_To be done:_
The listing below should be copied in full, word for word.

++++ Data for the task

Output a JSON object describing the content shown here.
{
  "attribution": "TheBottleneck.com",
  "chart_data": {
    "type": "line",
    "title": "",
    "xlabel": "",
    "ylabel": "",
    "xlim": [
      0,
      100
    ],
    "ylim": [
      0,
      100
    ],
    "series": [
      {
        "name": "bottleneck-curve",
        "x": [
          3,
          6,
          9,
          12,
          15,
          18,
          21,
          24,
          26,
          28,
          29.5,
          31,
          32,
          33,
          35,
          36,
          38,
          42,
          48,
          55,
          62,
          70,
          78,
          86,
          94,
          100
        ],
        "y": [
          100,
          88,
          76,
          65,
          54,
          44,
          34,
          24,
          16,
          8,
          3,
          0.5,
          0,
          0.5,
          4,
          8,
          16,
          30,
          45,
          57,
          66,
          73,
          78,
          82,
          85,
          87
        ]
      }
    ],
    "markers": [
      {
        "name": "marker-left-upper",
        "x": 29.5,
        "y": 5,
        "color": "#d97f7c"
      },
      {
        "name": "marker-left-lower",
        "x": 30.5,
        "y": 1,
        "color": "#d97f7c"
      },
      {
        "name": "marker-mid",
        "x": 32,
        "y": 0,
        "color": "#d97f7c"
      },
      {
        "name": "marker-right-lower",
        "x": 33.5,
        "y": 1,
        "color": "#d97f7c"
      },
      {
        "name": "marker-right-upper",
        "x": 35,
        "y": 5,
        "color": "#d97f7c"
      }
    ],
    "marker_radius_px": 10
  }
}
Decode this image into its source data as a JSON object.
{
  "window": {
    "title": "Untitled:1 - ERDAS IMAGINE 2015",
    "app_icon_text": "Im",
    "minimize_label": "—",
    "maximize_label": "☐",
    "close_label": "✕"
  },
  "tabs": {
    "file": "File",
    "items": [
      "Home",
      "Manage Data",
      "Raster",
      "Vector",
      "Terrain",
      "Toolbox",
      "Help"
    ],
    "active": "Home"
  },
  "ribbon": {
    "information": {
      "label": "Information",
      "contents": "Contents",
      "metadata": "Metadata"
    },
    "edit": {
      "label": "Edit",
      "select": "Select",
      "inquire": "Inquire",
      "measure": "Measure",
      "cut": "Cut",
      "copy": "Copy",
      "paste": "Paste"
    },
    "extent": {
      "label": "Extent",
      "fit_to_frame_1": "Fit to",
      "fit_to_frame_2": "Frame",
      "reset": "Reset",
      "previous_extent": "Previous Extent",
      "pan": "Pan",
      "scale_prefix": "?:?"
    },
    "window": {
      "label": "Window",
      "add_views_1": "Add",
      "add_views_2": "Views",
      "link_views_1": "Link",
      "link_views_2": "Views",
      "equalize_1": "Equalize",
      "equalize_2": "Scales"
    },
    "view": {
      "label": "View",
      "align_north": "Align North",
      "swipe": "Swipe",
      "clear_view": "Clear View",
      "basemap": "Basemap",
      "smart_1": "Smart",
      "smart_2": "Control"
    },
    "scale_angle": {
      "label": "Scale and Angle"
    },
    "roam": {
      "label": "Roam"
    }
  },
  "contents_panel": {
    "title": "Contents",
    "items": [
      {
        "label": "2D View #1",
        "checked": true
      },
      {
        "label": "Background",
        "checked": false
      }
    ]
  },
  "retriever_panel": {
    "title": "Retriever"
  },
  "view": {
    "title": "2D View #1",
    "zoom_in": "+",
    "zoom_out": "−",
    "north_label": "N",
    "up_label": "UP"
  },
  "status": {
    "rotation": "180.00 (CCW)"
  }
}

++++++++

_Result:_
Output a JSON object describing the content shown here.
{
  "attribution": "TheBottleneck.com",
  "chart_data": {
    "type": "line",
    "title": "",
    "xlabel": "",
    "ylabel": "",
    "xlim": [
      0,
      100
    ],
    "ylim": [
      0,
      100
    ],
    "series": [
      {
        "name": "bottleneck-curve",
        "x": [
          3,
          6,
          9,
          12,
          15,
          18,
          21,
          24,
          26,
          28,
          29.5,
          31,
          32,
          33,
          35,
          36,
          38,
          42,
          48,
          55,
          62,
          70,
          78,
          86,
          94,
          100
        ],
        "y": [
          100,
          88,
          76,
          65,
          54,
          44,
          34,
          24,
          16,
          8,
          3,
          0.5,
          0,
          0.5,
          4,
          8,
          16,
          30,
          45,
          57,
          66,
          73,
          78,
          82,
          85,
          87
        ]
      }
    ],
    "markers": [
      {
        "name": "marker-left-upper",
        "x": 29.5,
        "y": 5,
        "color": "#d97f7c"
      },
      {
        "name": "marker-left-lower",
        "x": 30.5,
        "y": 1,
        "color": "#d97f7c"
      },
      {
        "name": "marker-mid",
        "x": 32,
        "y": 0,
        "color": "#d97f7c"
      },
      {
        "name": "marker-right-lower",
        "x": 33.5,
        "y": 1,
        "color": "#d97f7c"
      },
      {
        "name": "marker-right-upper",
        "x": 35,
        "y": 5,
        "color": "#d97f7c"
      }
    ],
    "marker_radius_px": 10
  }
}
Decode this image into its source data as a JSON object.
{
  "window": {
    "title": "Untitled:1 - ERDAS IMAGINE 2015",
    "app_icon_text": "Im",
    "minimize_label": "—",
    "maximize_label": "☐",
    "close_label": "✕"
  },
  "tabs": {
    "file": "File",
    "items": [
      "Home",
      "Manage Data",
      "Raster",
      "Vector",
      "Terrain",
      "Toolbox",
      "Help"
    ],
    "active": "Home"
  },
  "ribbon": {
    "information": {
      "label": "Information",
      "contents": "Contents",
      "metadata": "Metadata"
    },
    "edit": {
      "label": "Edit",
      "select": "Select",
      "inquire": "Inquire",
      "measure": "Measure",
      "cut": "Cut",
      "copy": "Copy",
      "paste": "Paste"
    },
    "extent": {
      "label": "Extent",
      "fit_to_frame_1": "Fit to",
      "fit_to_frame_2": "Frame",
      "reset": "Reset",
      "previous_extent": "Previous Extent",
      "pan": "Pan",
      "scale_prefix": "?:?"
    },
    "window": {
      "label": "Window",
      "add_views_1": "Add",
      "add_views_2": "Views",
      "link_views_1": "Link",
      "link_views_2": "Views",
      "equalize_1": "Equalize",
      "equalize_2": "Scales"
    },
    "view": {
      "label": "View",
      "align_north": "Align North",
      "swipe": "Swipe",
      "clear_view": "Clear View",
      "basemap": "Basemap",
      "smart_1": "Smart",
      "smart_2": "Control"
    },
    "scale_angle": {
      "label": "Scale and Angle"
    },
    "roam": {
      "label": "Roam"
    }
  },
  "contents_panel": {
    "title": "Contents",
    "items": [
      {
        "label": "2D View #1",
        "checked": true
      },
      {
        "label": "Background",
        "checked": false
      }
    ]
  },
  "retriever_panel": {
    "title": "Retriever"
  },
  "view": {
    "title": "2D View #1",
    "zoom_in": "+",
    "zoom_out": "−",
    "north_label": "N",
    "up_label": "UP"
  },
  "status": {
    "rotation": "180.00 (CCW)"
  }
}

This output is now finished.